--- Begin ---

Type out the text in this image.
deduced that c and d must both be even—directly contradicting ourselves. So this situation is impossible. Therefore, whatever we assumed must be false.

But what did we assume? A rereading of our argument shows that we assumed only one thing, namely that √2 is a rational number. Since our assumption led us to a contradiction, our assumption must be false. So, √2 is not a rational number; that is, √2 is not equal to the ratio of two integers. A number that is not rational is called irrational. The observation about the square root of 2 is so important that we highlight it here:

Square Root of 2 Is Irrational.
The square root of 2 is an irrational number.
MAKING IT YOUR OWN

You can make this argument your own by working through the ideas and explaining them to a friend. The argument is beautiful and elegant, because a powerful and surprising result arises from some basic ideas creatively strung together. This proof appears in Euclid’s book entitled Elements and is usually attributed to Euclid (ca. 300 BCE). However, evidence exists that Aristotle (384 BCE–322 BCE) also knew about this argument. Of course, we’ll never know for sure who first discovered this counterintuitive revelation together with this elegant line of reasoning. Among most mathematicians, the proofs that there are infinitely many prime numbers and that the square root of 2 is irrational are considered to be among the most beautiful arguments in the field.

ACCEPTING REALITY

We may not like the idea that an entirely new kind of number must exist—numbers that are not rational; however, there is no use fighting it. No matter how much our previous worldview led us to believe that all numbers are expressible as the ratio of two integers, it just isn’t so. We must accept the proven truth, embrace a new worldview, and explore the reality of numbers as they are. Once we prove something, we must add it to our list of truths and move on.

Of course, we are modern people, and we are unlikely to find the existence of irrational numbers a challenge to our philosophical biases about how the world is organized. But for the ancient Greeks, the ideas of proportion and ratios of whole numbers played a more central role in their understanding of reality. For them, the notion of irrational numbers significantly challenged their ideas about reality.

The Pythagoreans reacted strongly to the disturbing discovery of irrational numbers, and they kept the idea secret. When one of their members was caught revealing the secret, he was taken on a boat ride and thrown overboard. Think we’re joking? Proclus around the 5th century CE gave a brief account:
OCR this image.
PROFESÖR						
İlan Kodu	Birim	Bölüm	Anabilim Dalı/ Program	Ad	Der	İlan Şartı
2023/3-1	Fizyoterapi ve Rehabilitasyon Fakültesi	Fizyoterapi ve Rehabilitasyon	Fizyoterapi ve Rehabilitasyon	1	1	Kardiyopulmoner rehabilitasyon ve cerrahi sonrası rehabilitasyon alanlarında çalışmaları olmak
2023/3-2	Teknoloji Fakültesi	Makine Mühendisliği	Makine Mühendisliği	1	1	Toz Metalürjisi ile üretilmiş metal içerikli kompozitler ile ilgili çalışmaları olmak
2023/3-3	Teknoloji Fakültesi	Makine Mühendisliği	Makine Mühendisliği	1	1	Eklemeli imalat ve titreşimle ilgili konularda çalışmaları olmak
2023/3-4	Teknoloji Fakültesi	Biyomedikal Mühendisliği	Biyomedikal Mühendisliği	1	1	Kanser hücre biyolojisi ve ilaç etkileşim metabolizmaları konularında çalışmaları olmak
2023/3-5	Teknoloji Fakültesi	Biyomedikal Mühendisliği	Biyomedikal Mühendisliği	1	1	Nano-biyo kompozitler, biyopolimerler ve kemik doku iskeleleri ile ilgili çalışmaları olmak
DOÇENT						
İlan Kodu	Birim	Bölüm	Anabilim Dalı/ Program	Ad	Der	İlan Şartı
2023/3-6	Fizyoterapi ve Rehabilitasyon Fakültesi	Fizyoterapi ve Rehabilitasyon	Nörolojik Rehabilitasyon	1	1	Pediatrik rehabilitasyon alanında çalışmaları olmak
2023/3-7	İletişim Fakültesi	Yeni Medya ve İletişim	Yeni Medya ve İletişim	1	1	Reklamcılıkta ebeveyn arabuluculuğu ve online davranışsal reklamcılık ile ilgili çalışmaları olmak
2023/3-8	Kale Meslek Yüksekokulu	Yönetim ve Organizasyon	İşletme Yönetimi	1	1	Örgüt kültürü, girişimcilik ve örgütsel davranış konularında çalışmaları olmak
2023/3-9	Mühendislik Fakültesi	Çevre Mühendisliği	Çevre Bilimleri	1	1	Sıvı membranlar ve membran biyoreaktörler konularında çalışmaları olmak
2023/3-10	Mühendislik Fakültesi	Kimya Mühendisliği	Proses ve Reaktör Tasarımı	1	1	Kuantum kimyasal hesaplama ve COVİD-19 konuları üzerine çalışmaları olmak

--- End ---

Copy each line of the listing that includes "image".

Type out the text in this image.
OCR this image.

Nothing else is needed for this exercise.